** START OF Supplied material **

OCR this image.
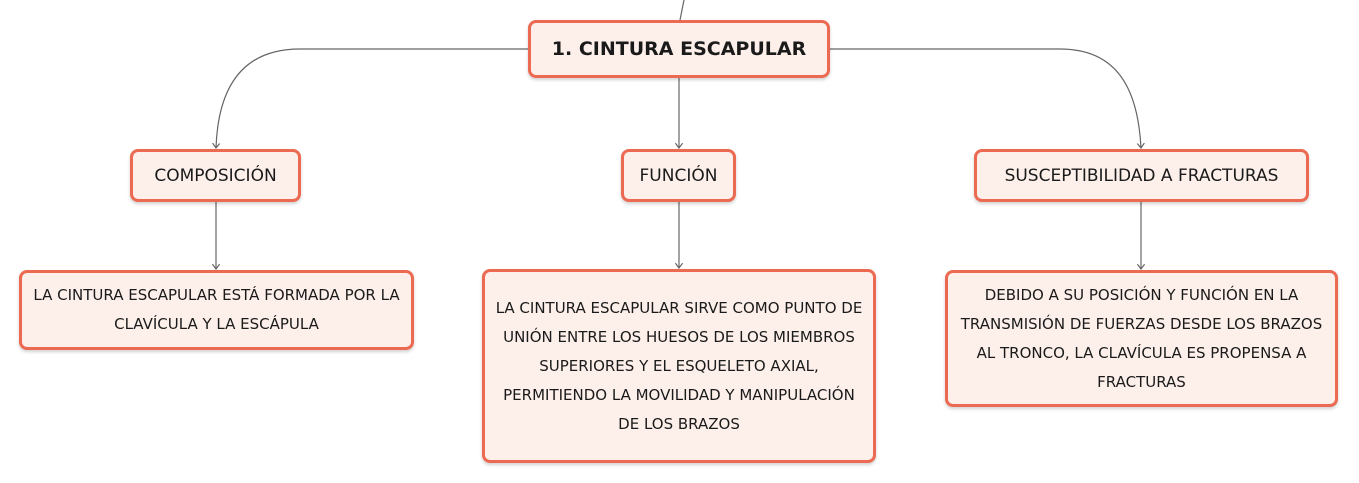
1. CINTURA ESCAPULAR
COMPOSICIÓN	FUNCIÓN	SUSCEPTIBILIDAD A FRACTURAS
LA CINTURA ESCAPULAR ESTÁ FORMADA POR LA CLAVÍCULA Y LA ESCÁPULA
LA CINTURA ESCAPULAR SIRVE COMO PUNTO DE UNIÓN ENTRE LOS HUESOS DE LOS MIEMBROS SUPERIORES Y EL ESQUELETO AXIAL, PERMITIENDO LA MOVILIDAD Y MANIPULACIÓN DE LOS BRAZOS
DEBIDO A SU POSICIÓN Y FUNCIÓN EN LA TRANSMISIÓN DE FUERZAS DESDE LOS BRAZOS AL TRONCO, LA CLAVÍCULA ES PROPENSA A FRACTURAS
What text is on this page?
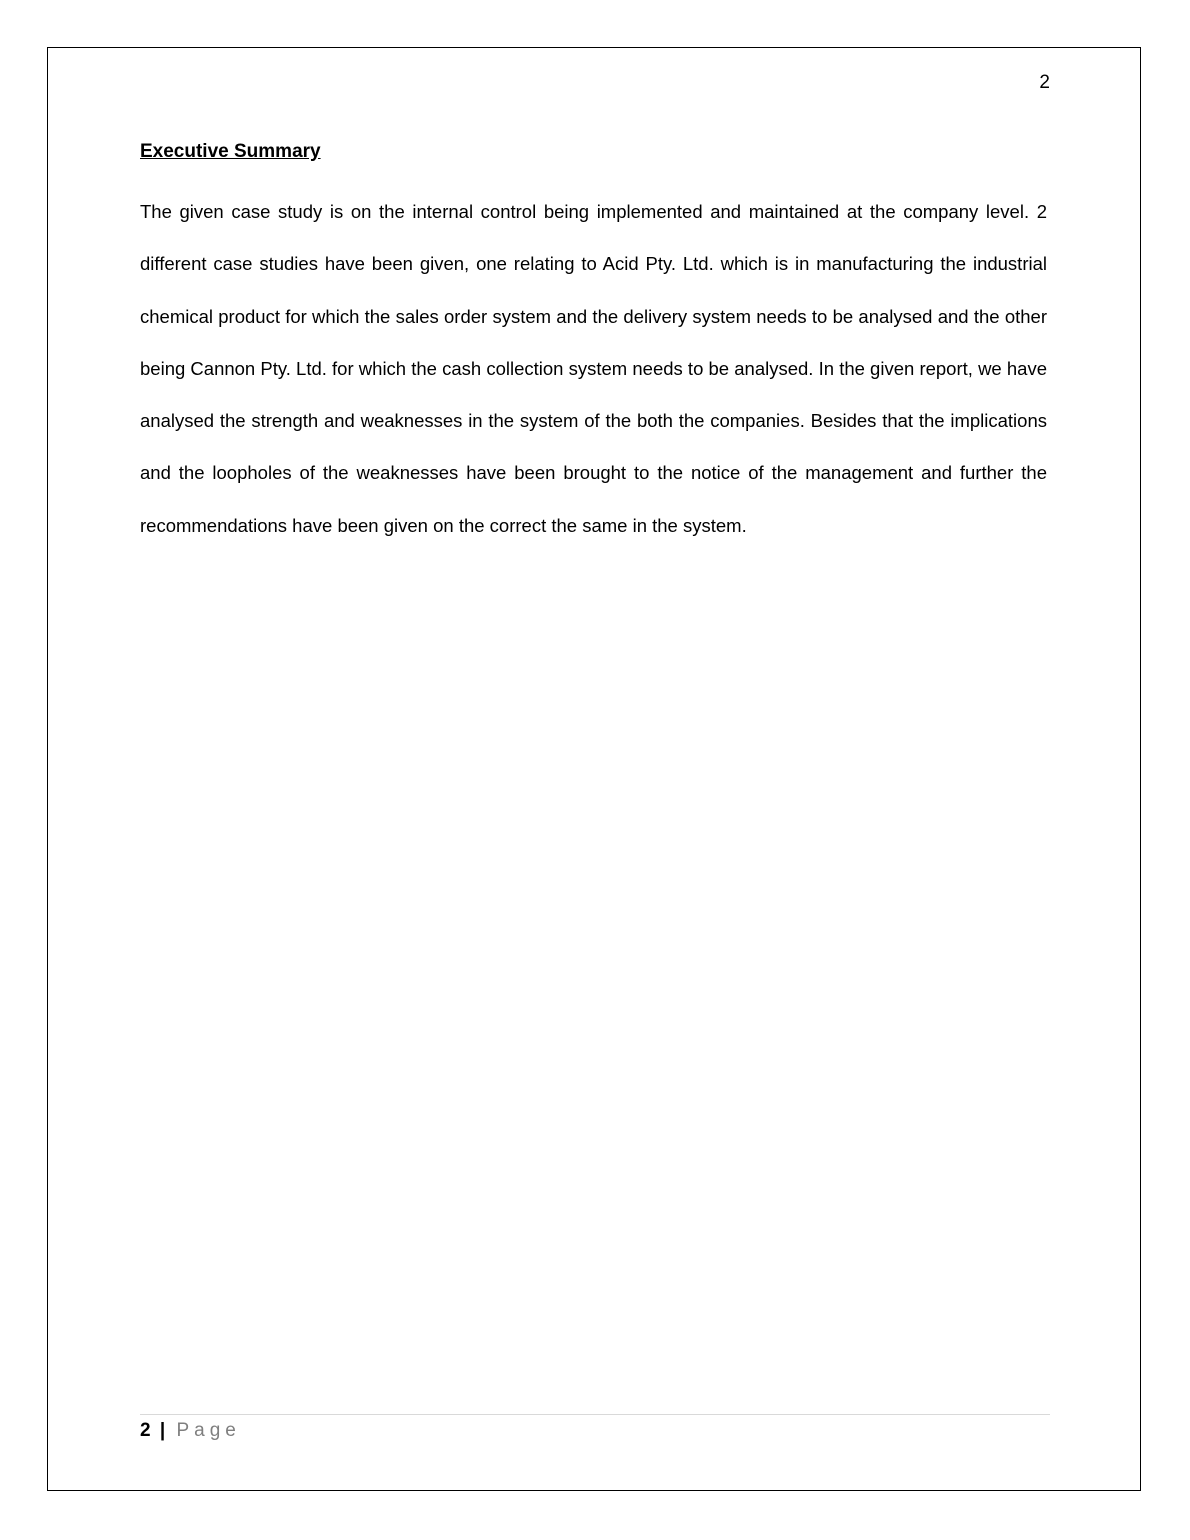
2
Executive Summary

The given case study is on the internal control being implemented and maintained at the company level. 2 different case studies have been given, one relating to Acid Pty. Ltd. which is in manufacturing the industrial chemical product for which the sales order system and the delivery system needs to be analysed and the other being Cannon Pty. Ltd. for which the cash collection system needs to be analysed. In the given report, we have analysed the strength and weaknesses in the system of the both the companies. Besides that the implications and the loopholes of the weaknesses have been brought to the notice of the management and further the recommendations have been given on the correct the same in the system.

2 | Page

** END OF Supplied material **

Pull every line holding "ESCAPULAR" out of the records.

1. CINTURA ESCAPULAR
LA CINTURA ESCAPULAR ESTÁ FORMADA POR LA CLAVÍCULA Y LA ESCÁPULA
LA CINTURA ESCAPULAR SIRVE COMO PUNTO DE UNIÓN ENTRE LOS HUESOS DE LOS MIEMBROS SUPERIORES Y EL ESQUELETO AXIAL, PERMITIENDO LA MOVILIDAD Y MANIPULACIÓN DE LOS BRAZOS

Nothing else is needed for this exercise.